Saved data entries:
══════════
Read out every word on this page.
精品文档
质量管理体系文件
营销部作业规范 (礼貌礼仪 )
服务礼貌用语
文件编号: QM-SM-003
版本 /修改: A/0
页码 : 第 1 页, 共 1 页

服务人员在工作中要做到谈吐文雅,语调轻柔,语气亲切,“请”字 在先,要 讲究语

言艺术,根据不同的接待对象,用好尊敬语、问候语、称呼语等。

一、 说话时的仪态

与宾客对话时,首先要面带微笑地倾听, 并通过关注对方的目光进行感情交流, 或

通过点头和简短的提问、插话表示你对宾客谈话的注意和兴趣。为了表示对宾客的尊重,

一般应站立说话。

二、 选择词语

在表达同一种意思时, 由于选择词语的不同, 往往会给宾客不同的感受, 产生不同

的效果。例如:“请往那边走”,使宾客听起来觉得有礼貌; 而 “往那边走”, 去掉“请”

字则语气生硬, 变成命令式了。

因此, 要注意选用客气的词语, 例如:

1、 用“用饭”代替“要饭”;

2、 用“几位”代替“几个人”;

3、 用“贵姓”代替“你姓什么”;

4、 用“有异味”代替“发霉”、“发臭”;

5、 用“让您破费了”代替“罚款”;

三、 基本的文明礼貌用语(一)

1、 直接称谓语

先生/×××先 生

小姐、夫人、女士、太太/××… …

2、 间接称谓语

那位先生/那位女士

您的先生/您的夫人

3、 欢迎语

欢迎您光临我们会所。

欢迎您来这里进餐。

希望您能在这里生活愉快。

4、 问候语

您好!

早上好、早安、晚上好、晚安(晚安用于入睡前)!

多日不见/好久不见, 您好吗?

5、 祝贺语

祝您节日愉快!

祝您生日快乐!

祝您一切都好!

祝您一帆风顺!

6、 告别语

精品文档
══════════
_TASK BRIEF:_
Retype the records above exactly.

_PROBLEM SOLUTION:_
Read out every word on this page.
精品文档
质量管理体系文件
营销部作业规范 (礼貌礼仪 )
服务礼貌用语
文件编号: QM-SM-003
版本 /修改: A/0
页码 : 第 1 页, 共 1 页

服务人员在工作中要做到谈吐文雅,语调轻柔,语气亲切,“请”字 在先,要 讲究语

言艺术,根据不同的接待对象,用好尊敬语、问候语、称呼语等。

一、 说话时的仪态

与宾客对话时,首先要面带微笑地倾听, 并通过关注对方的目光进行感情交流, 或

通过点头和简短的提问、插话表示你对宾客谈话的注意和兴趣。为了表示对宾客的尊重,

一般应站立说话。

二、 选择词语

在表达同一种意思时, 由于选择词语的不同, 往往会给宾客不同的感受, 产生不同

的效果。例如:“请往那边走”,使宾客听起来觉得有礼貌; 而 “往那边走”, 去掉“请”

字则语气生硬, 变成命令式了。

因此, 要注意选用客气的词语, 例如:

1、 用“用饭”代替“要饭”;

2、 用“几位”代替“几个人”;

3、 用“贵姓”代替“你姓什么”;

4、 用“有异味”代替“发霉”、“发臭”;

5、 用“让您破费了”代替“罚款”;

三、 基本的文明礼貌用语(一)

1、 直接称谓语

先生/×××先 生

小姐、夫人、女士、太太/××… …

2、 间接称谓语

那位先生/那位女士

您的先生/您的夫人

3、 欢迎语

欢迎您光临我们会所。

欢迎您来这里进餐。

希望您能在这里生活愉快。

4、 问候语

您好!

早上好、早安、晚上好、晚安(晚安用于入睡前)!

多日不见/好久不见, 您好吗?

5、 祝贺语

祝您节日愉快!

祝您生日快乐!

祝您一切都好!

祝您一帆风顺!

6、 告别语

精品文档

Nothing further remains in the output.